# What the exercise asks:
Arrange every line of the items below as a single numbered list, leaving out the blank lines.

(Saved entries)
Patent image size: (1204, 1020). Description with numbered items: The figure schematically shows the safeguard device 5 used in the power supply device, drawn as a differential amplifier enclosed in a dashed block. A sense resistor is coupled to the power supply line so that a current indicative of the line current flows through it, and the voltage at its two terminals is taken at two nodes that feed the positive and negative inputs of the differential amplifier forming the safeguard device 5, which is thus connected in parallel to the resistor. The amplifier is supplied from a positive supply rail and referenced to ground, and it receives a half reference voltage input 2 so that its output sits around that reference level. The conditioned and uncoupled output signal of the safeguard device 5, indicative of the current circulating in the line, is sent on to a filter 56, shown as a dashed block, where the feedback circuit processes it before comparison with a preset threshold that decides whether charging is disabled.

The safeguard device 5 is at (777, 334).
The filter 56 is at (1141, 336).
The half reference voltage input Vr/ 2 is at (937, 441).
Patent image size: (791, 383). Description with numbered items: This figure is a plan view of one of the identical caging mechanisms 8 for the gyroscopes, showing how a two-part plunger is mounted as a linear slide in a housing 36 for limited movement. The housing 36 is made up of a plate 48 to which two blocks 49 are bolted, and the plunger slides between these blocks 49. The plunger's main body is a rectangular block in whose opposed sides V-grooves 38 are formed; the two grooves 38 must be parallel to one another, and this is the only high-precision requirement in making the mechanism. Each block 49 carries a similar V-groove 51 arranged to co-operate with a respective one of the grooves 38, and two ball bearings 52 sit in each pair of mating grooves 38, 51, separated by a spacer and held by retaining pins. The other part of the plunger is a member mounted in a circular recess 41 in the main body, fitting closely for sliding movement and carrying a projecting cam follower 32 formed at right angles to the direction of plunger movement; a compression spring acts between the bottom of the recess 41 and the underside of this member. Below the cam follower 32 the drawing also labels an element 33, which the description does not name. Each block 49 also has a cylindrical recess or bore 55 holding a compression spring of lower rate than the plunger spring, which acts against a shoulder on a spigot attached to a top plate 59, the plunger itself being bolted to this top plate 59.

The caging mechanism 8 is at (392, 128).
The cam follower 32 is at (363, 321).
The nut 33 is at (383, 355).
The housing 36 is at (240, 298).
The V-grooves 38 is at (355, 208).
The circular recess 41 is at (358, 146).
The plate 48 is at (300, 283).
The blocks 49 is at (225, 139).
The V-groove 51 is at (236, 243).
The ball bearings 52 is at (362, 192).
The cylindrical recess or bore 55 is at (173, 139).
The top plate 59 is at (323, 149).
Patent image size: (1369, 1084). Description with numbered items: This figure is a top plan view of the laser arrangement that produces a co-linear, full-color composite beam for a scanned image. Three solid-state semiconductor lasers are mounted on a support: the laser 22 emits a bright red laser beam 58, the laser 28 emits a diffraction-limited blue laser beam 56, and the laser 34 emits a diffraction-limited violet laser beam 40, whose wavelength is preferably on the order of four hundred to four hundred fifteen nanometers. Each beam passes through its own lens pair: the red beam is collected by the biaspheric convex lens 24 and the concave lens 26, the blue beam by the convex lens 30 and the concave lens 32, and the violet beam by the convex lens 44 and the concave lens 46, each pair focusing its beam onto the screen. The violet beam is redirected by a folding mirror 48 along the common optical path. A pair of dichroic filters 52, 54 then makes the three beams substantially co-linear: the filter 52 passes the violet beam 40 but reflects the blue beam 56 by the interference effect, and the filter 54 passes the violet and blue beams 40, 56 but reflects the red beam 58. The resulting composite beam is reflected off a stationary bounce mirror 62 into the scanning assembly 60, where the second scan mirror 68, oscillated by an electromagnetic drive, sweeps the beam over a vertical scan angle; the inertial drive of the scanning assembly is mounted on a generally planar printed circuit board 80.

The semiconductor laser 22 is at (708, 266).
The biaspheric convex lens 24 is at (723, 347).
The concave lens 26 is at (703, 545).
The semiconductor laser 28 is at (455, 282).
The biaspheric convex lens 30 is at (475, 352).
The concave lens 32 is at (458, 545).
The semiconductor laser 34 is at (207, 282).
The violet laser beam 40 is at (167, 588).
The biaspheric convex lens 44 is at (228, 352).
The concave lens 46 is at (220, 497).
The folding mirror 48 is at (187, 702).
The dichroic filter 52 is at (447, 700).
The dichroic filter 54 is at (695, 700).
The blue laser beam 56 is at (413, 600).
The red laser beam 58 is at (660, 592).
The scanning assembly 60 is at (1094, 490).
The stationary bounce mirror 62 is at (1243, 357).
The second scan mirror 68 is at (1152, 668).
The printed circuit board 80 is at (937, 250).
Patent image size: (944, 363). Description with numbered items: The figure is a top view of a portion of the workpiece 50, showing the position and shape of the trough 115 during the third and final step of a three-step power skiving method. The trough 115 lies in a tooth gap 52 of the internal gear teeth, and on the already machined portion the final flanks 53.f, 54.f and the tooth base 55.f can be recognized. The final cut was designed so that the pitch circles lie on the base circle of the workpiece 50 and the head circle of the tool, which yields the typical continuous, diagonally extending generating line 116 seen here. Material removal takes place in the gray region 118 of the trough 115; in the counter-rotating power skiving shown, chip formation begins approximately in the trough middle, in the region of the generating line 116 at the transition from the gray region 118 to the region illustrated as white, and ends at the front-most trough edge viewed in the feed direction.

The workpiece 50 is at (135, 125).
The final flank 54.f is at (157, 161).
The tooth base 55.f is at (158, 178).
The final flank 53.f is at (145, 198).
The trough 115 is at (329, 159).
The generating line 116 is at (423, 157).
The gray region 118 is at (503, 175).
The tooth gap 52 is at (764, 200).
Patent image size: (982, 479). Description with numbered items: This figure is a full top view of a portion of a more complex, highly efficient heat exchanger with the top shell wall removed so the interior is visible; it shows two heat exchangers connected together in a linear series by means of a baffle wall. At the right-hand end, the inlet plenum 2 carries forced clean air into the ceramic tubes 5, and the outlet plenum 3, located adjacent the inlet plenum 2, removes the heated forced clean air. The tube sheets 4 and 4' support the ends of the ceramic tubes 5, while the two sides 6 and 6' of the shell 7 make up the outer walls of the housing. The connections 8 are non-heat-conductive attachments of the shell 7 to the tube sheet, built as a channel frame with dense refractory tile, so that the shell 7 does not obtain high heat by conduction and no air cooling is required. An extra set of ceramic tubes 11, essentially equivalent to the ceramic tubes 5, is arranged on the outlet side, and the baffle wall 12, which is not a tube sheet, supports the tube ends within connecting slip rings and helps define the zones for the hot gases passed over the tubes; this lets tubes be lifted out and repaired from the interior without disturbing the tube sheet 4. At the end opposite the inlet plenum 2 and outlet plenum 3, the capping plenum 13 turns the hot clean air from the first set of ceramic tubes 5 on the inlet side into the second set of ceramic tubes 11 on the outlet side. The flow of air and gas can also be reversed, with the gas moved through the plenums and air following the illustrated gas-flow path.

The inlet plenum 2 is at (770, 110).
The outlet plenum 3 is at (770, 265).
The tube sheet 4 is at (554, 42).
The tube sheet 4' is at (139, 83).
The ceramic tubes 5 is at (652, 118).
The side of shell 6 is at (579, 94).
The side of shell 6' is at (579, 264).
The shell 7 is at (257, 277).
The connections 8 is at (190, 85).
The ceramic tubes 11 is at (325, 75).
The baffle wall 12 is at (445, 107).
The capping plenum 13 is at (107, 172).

# Task output:
1. Patent image size: (1204, 1020). Description with numbered items: The figure schematically shows the safeguard device 5 used in the power supply device, drawn as a differential amplifier enclosed in a dashed block. A sense resistor is coupled to the power supply line so that a current indicative of the line current flows through it, and the voltage at its two terminals is taken at two nodes that feed the positive and negative inputs of the differential amplifier forming the safeguard device 5, which is thus connected in parallel to the resistor. The amplifier is supplied from a positive supply rail and referenced to ground, and it receives a half reference voltage input 2 so that its output sits around that reference level. The conditioned and uncoupled output signal of the safeguard device 5, indicative of the current circulating in the line, is sent on to a filter 56, shown as a dashed block, where the feedback circuit processes it before comparison with a preset threshold that decides whether charging is disabled.
2. The safeguard device 5 is at (777, 334).
3. The filter 56 is at (1141, 336).
4. The half reference voltage input Vr/ 2 is at (937, 441).
5. Patent image size: (791, 383). Description with numbered items: This figure is a plan view of one of the identical caging mechanisms 8 for the gyroscopes, showing how a two-part plunger is mounted as a linear slide in a housing 36 for limited movement. The housing 36 is made up of a plate 48 to which two blocks 49 are bolted, and the plunger slides between these blocks 49. The plunger's main body is a rectangular block in whose opposed sides V-grooves 38 are formed; the two grooves 38 must be parallel to one another, and this is the only high-precision requirement in making the mechanism. Each block 49 carries a similar V-groove 51 arranged to co-operate with a respective one of the grooves 38, and two ball bearings 52 sit in each pair of mating grooves 38, 51, separated by a spacer and held by retaining pins. The other part of the plunger is a member mounted in a circular recess 41 in the main body, fitting closely for sliding movement and carrying a projecting cam follower 32 formed at right angles to the direction of plunger movement; a compression spring acts between the bottom of the recess 41 and the underside of this member. Below the cam follower 32 the drawing also labels an element 33, which the description does not name. Each block 49 also has a cylindrical recess or bore 55 holding a compression spring of lower rate than the plunger spring, which acts against a shoulder on a spigot attached to a top plate 59, the plunger itself being bolted to this top plate 59.
6. The caging mechanism 8 is at (392, 128).
7. The cam follower 32 is at (363, 321).
8. The nut 33 is at (383, 355).
9. The housing 36 is at (240, 298).
10. The V-grooves 38 is at (355, 208).
11. The circular recess 41 is at (358, 146).
12. The plate 48 is at (300, 283).
13. The blocks 49 is at (225, 139).
14. The V-groove 51 is at (236, 243).
15. The ball bearings 52 is at (362, 192).
16. The cylindrical recess or bore 55 is at (173, 139).
17. The top plate 59 is at (323, 149).
18. Patent image size: (1369, 1084). Description with numbered items: This figure is a top plan view of the laser arrangement that produces a co-linear, full-color composite beam for a scanned image. Three solid-state semiconductor lasers are mounted on a support: the laser 22 emits a bright red laser beam 58, the laser 28 emits a diffraction-limited blue laser beam 56, and the laser 34 emits a diffraction-limited violet laser beam 40, whose wavelength is preferably on the order of four hundred to four hundred fifteen nanometers. Each beam passes through its own lens pair: the red beam is collected by the biaspheric convex lens 24 and the concave lens 26, the blue beam by the convex lens 30 and the concave lens 32, and the violet beam by the convex lens 44 and the concave lens 46, each pair focusing its beam onto the screen. The violet beam is redirected by a folding mirror 48 along the common optical path. A pair of dichroic filters 52, 54 then makes the three beams substantially co-linear: the filter 52 passes the violet beam 40 but reflects the blue beam 56 by the interference effect, and the filter 54 passes the violet and blue beams 40, 56 but reflects the red beam 58. The resulting composite beam is reflected off a stationary bounce mirror 62 into the scanning assembly 60, where the second scan mirror 68, oscillated by an electromagnetic drive, sweeps the beam over a vertical scan angle; the inertial drive of the scanning assembly is mounted on a generally planar printed circuit board 80.
19. The semiconductor laser 22 is at (708, 266).
20. The biaspheric convex lens 24 is at (723, 347).
21. The concave lens 26 is at (703, 545).
22. The semiconductor laser 28 is at (455, 282).
23. The biaspheric convex lens 30 is at (475, 352).
24. The concave lens 32 is at (458, 545).
25. The semiconductor laser 34 is at (207, 282).
26. The violet laser beam 40 is at (167, 588).
27. The biaspheric convex lens 44 is at (228, 352).
28. The concave lens 46 is at (220, 497).
29. The folding mirror 48 is at (187, 702).
30. The dichroic filter 52 is at (447, 700).
31. The dichroic filter 54 is at (695, 700).
32. The blue laser beam 56 is at (413, 600).
33. The red laser beam 58 is at (660, 592).
34. The scanning assembly 60 is at (1094, 490).
35. The stationary bounce mirror 62 is at (1243, 357).
36. The second scan mirror 68 is at (1152, 668).
37. The printed circuit board 80 is at (937, 250).
38. Patent image size: (944, 363). Description with numbered items: The figure is a top view of a portion of the workpiece 50, showing the position and shape of the trough 115 during the third and final step of a three-step power skiving method. The trough 115 lies in a tooth gap 52 of the internal gear teeth, and on the already machined portion the final flanks 53.f, 54.f and the tooth base 55.f can be recognized. The final cut was designed so that the pitch circles lie on the base circle of the workpiece 50 and the head circle of the tool, which yields the typical continuous, diagonally extending generating line 116 seen here. Material removal takes place in the gray region 118 of the trough 115; in the counter-rotating power skiving shown, chip formation begins approximately in the trough middle, in the region of the generating line 116 at the transition from the gray region 118 to the region illustrated as white, and ends at the front-most trough edge viewed in the feed direction.
39. The workpiece 50 is at (135, 125).
40. The final flank 54.f is at (157, 161).
41. The tooth base 55.f is at (158, 178).
42. The final flank 53.f is at (145, 198).
43. The trough 115 is at (329, 159).
44. The generating line 116 is at (423, 157).
45. The gray region 118 is at (503, 175).
46. The tooth gap 52 is at (764, 200).
47. Patent image size: (982, 479). Description with numbered items: This figure is a full top view of a portion of a more complex, highly efficient heat exchanger with the top shell wall removed so the interior is visible; it shows two heat exchangers connected together in a linear series by means of a baffle wall. At the right-hand end, the inlet plenum 2 carries forced clean air into the ceramic tubes 5, and the outlet plenum 3, located adjacent the inlet plenum 2, removes the heated forced clean air. The tube sheets 4 and 4' support the ends of the ceramic tubes 5, while the two sides 6 and 6' of the shell 7 make up the outer walls of the housing. The connections 8 are non-heat-conductive attachments of the shell 7 to the tube sheet, built as a channel frame with dense refractory tile, so that the shell 7 does not obtain high heat by conduction and no air cooling is required. An extra set of ceramic tubes 11, essentially equivalent to the ceramic tubes 5, is arranged on the outlet side, and the baffle wall 12, which is not a tube sheet, supports the tube ends within connecting slip rings and helps define the zones for the hot gases passed over the tubes; this lets tubes be lifted out and repaired from the interior without disturbing the tube sheet 4. At the end opposite the inlet plenum 2 and outlet plenum 3, the capping plenum 13 turns the hot clean air from the first set of ceramic tubes 5 on the inlet side into the second set of ceramic tubes 11 on the outlet side. The flow of air and gas can also be reversed, with the gas moved through the plenums and air following the illustrated gas-flow path.
48. The inlet plenum 2 is at (770, 110).
49. The outlet plenum 3 is at (770, 265).
50. The tube sheet 4 is at (554, 42).
51. The tube sheet 4' is at (139, 83).
52. The ceramic tubes 5 is at (652, 118).
53. The side of shell 6 is at (579, 94).
54. The side of shell 6' is at (579, 264).
55. The shell 7 is at (257, 277).
56. The connections 8 is at (190, 85).
57. The ceramic tubes 11 is at (325, 75).
58. The baffle wall 12 is at (445, 107).
59. The capping plenum 13 is at (107, 172).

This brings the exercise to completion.